Input material:
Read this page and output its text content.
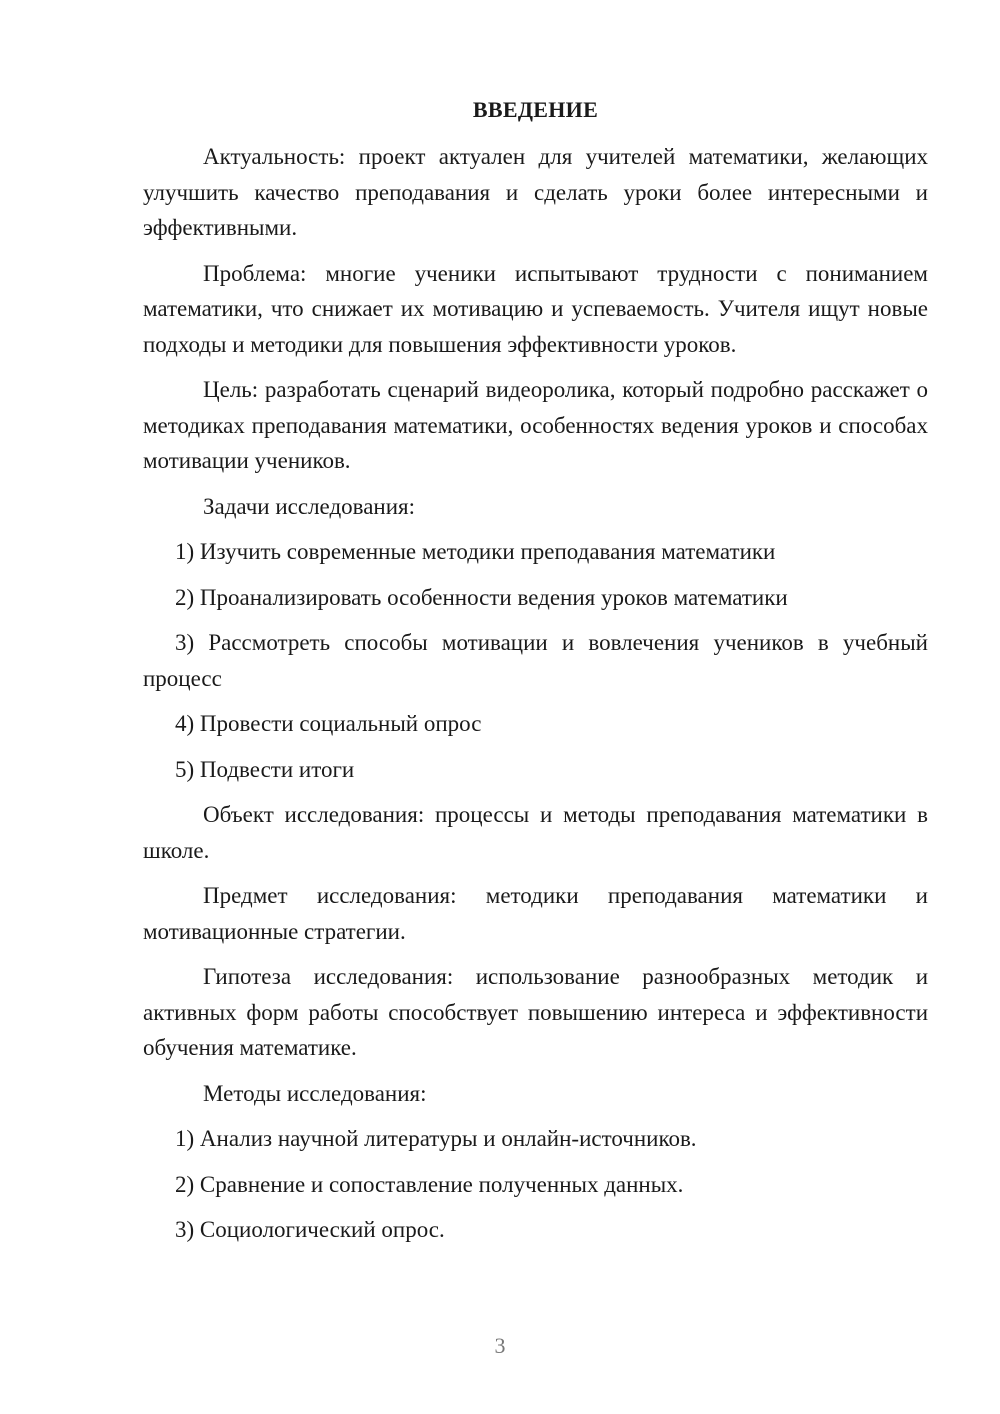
ВВЕДЕНИЕ

Актуальность: проект актуален для учителей математики, желающих улучшить качество преподавания и сделать уроки более интересными и эффективными.

Проблема: многие ученики испытывают трудности с пониманием математики, что снижает их мотивацию и успеваемость. Учителя ищут новые подходы и методики для повышения эффективности уроков.

Цель: разработать сценарий видеоролика, который подробно расскажет о методиках преподавания математики, особенностях ведения уроков и способах мотивации учеников.

Задачи исследования:

1) Изучить современные методики преподавания математики

2) Проанализировать особенности ведения уроков математики

3) Рассмотреть способы мотивации и вовлечения учеников в учебный процесс

4) Провести социальный опрос

5) Подвести итоги

Объект исследования: процессы и методы преподавания математики в школе.

Предмет исследования: методики преподавания математики и мотивационные стратегии.

Гипотеза исследования: использование разнообразных методик и активных форм работы способствует повышению интереса и эффективности обучения математике.

Методы исследования:

1) Анализ научной литературы и онлайн-источников.

2) Сравнение и сопоставление полученных данных.

3) Социологический опрос.

3
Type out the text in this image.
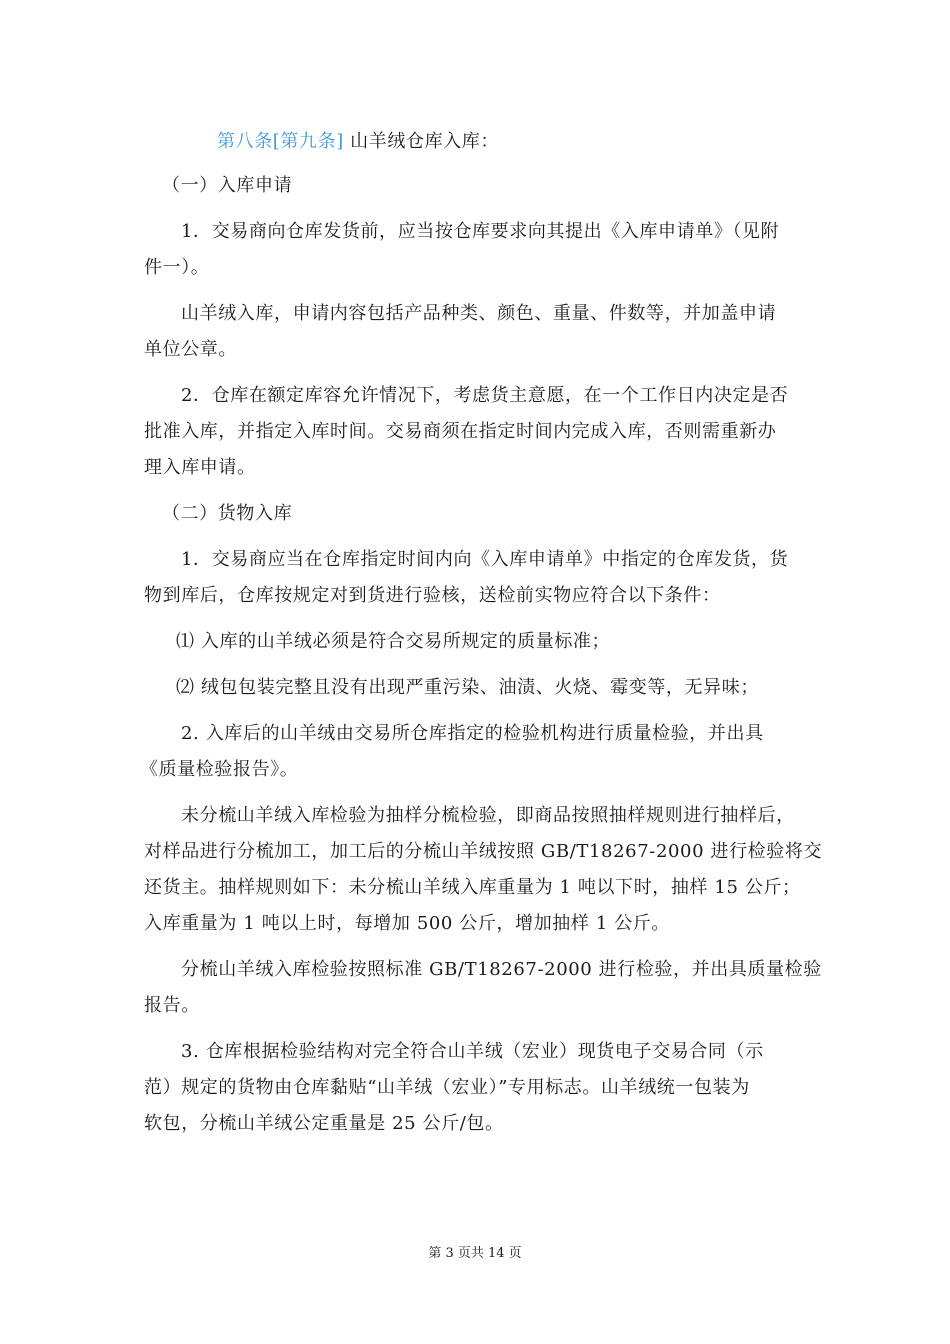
第八条[第九条] 山羊绒仓库入库：
（一）入库申请
1．交易商向仓库发货前，应当按仓库要求向其提出《入库申请单》（见附
件一）。
山羊绒入库，申请内容包括产品种类、颜色、重量、件数等，并加盖申请
单位公章。
2．仓库在额定库容允许情况下，考虑货主意愿，在一个工作日内决定是否
批准入库，并指定入库时间。交易商须在指定时间内完成入库，否则需重新办
理入库申请。
（二）货物入库
1．交易商应当在仓库指定时间内向《入库申请单》中指定的仓库发货，货
物到库后，仓库按规定对到货进行验核，送检前实物应符合以下条件：
⑴ 入库的山羊绒必须是符合交易所规定的质量标准；
⑵ 绒包包装完整且没有出现严重污染、油渍、火烧、霉变等，无异味；
2. 入库后的山羊绒由交易所仓库指定的检验机构进行质量检验，并出具
《质量检验报告》。
未分梳山羊绒入库检验为抽样分梳检验，即商品按照抽样规则进行抽样后，
对样品进行分梳加工，加工后的分梳山羊绒按照 GB/T18267-2000 进行检验将交
还货主。抽样规则如下：未分梳山羊绒入库重量为 1 吨以下时，抽样 15 公斤；
入库重量为 1 吨以上时，每增加 500 公斤，增加抽样 1 公斤。
分梳山羊绒入库检验按照标准 GB/T18267-2000 进行检验，并出具质量检验
报告。
3. 仓库根据检验结构对完全符合山羊绒（宏业）现货电子交易合同（示
范）规定的货物由仓库黏贴“山羊绒（宏业）”专用标志。山羊绒统一包装为
软包，分梳山羊绒公定重量是 25 公斤/包。
第 3 页共 14 页
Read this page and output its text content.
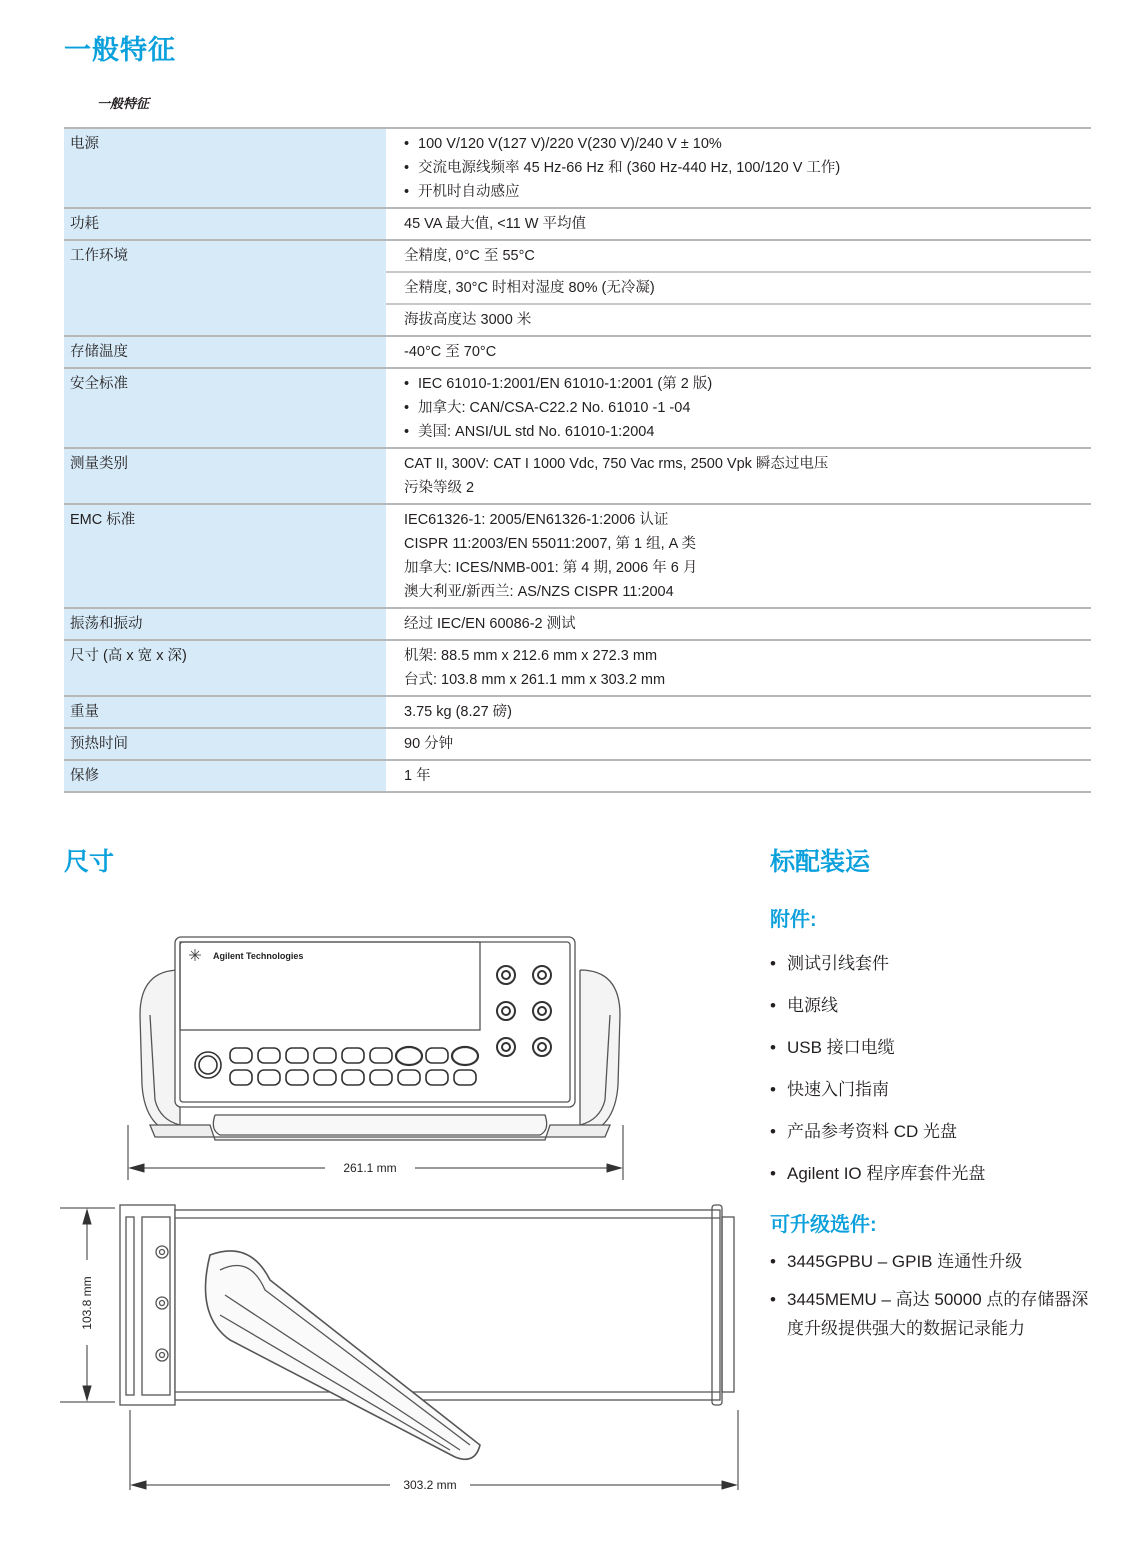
一般特征
一般特征
电源	• 100 V/120 V(127 V)/220 V(230 V)/240 V ± 10%
• 交流电源线频率 45 Hz-66 Hz 和 (360 Hz-440 Hz, 100/120 V 工作)
• 开机时自动感应

功耗	45 VA 最大值, <11 W 平均值

工作环境	全精度, 0°C 至 55°C

	全精度, 30°C 时相对湿度 80% (无冷凝)

	海拔高度达 3000 米

存储温度	-40°C 至 70°C

安全标准	• IEC 61010-1:2001/EN 61010-1:2001 (第 2 版)
• 加拿大: CAN/CSA-C22.2 No. 61010 -1 -04
• 美国: ANSI/UL std No. 61010-1:2004

测量类别	CAT II, 300V: CAT I 1000 Vdc, 750 Vac rms, 2500 Vpk 瞬态过电压
污染等级 2

EMC 标准	IEC61326-1: 2005/EN61326-1:2006 认证
CISPR 11:2003/EN 55011:2007, 第 1 组, A 类
加拿大: ICES/NMB-001: 第 4 期, 2006 年 6 月
澳大利亚/新西兰: AS/NZS CISPR 11:2004

振荡和振动	经过 IEC/EN 60086-2 测试

尺寸 (高 x 宽 x 深)	机架: 88.5 mm x 212.6 mm x 272.3 mm
台式: 103.8 mm x 261.1 mm x 303.2 mm

重量	3.75 kg (8.27 磅)

预热时间	90 分钟

保修	1 年
尺寸
Agilent Technologies
261.1 mm
103.8 mm
303.2 mm
标配装运
附件:
• 测试引线套件
• 电源线
• USB 接口电缆
• 快速入门指南
• 产品参考资料 CD 光盘
• Agilent IO 程序库套件光盘
可升级选件:
• 3445GPBU – GPIB 连通性升级
• 3445MEMU – 高达 50000 点的存储器深度升级提供强大的数据记录能力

What to produce:
Identify and list each line with the word "математики".

Answer to this problem:
Актуальность: проект актуален для учителей математики, желающих улучшить качество преподавания и сделать уроки более интересными и эффективными.
Проблема: многие ученики испытывают трудности с пониманием математики, что снижает их мотивацию и успеваемость. Учителя ищут новые подходы и методики для повышения эффективности уроков.
Цель: разработать сценарий видеоролика, который подробно расскажет о методиках преподавания математики, особенностях ведения уроков и способах мотивации учеников.
1) Изучить современные методики преподавания математики
2) Проанализировать особенности ведения уроков математики
Объект исследования: процессы и методы преподавания математики в школе.
Предмет исследования: методики преподавания математики и мотивационные стратегии.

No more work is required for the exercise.